* [AIM]: Which lines hold the word "otros"? Copy each one.

* [DATA ROWS]:
-.-.-

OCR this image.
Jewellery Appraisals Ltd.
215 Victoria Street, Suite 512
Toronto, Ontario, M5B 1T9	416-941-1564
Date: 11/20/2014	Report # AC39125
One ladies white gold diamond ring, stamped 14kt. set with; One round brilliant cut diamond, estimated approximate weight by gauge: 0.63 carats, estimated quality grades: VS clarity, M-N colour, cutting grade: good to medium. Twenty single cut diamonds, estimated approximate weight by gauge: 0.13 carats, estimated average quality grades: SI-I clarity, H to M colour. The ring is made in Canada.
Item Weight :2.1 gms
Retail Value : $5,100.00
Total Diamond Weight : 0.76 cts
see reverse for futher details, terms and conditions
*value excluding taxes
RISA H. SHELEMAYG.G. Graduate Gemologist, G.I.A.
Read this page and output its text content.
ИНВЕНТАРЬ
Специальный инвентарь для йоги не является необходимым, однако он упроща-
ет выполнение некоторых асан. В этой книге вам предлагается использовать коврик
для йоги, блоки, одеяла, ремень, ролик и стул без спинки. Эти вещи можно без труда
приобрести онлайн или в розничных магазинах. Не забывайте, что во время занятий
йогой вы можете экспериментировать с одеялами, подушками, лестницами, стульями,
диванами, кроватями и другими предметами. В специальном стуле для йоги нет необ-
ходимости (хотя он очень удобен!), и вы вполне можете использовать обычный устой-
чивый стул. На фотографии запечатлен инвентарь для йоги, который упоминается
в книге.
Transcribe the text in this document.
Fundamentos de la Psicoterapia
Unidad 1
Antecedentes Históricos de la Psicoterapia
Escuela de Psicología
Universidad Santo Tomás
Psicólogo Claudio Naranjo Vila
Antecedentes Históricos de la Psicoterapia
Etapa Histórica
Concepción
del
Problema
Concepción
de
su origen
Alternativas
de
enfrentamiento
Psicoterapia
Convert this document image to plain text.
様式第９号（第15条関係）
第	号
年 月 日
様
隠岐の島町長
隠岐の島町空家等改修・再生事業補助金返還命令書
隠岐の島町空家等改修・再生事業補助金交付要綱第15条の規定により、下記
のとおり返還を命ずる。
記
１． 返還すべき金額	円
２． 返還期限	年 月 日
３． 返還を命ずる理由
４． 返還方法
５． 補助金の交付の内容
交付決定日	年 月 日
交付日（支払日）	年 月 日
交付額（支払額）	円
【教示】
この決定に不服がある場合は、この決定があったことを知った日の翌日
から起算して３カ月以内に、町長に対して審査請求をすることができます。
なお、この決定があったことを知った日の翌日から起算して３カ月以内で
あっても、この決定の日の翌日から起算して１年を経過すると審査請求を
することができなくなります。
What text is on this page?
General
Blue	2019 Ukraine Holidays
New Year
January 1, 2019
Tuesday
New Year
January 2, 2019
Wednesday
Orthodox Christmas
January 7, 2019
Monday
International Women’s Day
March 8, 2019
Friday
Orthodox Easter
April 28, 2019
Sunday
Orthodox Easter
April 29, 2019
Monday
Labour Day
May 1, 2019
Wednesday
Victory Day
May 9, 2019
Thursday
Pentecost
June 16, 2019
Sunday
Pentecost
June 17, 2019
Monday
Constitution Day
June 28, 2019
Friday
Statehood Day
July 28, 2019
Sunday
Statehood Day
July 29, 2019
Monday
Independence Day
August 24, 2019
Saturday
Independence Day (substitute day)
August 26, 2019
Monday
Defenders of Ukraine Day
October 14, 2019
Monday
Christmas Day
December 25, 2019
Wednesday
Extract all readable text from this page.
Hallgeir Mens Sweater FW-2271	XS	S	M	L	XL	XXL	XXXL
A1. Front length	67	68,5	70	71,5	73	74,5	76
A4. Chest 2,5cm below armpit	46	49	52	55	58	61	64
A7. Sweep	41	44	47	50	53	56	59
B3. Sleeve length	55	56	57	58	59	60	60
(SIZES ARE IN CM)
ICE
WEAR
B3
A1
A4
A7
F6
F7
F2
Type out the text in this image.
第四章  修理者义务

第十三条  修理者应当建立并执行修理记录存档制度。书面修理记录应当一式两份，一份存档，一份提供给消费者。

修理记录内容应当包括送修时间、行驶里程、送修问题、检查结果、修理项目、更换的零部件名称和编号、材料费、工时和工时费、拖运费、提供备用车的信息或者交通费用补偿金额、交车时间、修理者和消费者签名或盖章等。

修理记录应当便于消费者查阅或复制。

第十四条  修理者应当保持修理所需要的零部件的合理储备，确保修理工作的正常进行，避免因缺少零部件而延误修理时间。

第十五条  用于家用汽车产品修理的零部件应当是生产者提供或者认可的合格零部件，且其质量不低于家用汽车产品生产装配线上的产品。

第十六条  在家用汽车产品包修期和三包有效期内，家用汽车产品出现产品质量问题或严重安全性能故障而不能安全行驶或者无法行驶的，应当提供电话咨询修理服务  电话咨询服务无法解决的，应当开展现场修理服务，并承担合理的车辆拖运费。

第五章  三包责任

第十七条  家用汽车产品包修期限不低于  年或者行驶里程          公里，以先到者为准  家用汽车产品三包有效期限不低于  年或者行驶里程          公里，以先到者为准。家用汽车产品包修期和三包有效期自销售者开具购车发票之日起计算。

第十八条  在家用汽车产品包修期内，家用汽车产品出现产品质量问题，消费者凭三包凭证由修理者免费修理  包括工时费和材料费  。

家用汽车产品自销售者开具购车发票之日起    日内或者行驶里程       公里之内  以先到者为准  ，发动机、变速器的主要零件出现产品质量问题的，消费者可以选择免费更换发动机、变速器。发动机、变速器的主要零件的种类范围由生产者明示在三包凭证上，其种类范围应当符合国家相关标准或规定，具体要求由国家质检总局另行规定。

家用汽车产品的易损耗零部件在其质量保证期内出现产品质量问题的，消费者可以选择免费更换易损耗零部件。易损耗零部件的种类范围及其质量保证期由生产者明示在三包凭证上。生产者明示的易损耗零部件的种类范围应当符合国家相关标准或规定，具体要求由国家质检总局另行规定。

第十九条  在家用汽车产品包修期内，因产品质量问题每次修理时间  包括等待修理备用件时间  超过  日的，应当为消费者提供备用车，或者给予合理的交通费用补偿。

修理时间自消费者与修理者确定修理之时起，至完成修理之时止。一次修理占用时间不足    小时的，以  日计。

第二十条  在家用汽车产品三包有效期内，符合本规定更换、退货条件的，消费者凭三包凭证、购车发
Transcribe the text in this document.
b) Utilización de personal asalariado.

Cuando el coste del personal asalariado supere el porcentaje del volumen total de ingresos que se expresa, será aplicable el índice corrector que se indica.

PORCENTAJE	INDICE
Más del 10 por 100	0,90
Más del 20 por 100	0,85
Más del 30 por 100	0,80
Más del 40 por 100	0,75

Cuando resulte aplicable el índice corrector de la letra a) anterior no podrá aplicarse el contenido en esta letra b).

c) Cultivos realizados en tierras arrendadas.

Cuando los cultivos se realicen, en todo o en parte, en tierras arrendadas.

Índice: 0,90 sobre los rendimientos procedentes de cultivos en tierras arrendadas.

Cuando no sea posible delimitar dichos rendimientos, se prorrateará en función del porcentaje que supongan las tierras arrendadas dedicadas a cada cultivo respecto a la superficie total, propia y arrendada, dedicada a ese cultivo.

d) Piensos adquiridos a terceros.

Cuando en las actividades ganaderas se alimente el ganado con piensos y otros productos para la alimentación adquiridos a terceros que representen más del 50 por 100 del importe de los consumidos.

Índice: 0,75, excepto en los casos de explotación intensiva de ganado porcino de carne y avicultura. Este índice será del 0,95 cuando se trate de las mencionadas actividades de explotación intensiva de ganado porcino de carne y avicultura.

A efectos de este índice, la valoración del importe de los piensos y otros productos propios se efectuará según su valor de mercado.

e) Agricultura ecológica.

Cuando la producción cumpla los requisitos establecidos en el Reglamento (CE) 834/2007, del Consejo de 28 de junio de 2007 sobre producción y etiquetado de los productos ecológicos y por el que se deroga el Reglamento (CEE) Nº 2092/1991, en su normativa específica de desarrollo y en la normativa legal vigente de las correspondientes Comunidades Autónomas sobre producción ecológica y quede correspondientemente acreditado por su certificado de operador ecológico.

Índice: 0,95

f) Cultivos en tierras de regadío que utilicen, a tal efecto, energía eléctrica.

-.-.-

* [ANSWER TO THE EXERCISE]:
Cuando en las actividades ganaderas se alimente el ganado con piensos y otros productos para la alimentación adquiridos a terceros que representen más del 50 por 100 del importe de los consumidos.
A efectos de este índice, la valoración del importe de los piensos y otros productos propios se efectuará según su valor de mercado.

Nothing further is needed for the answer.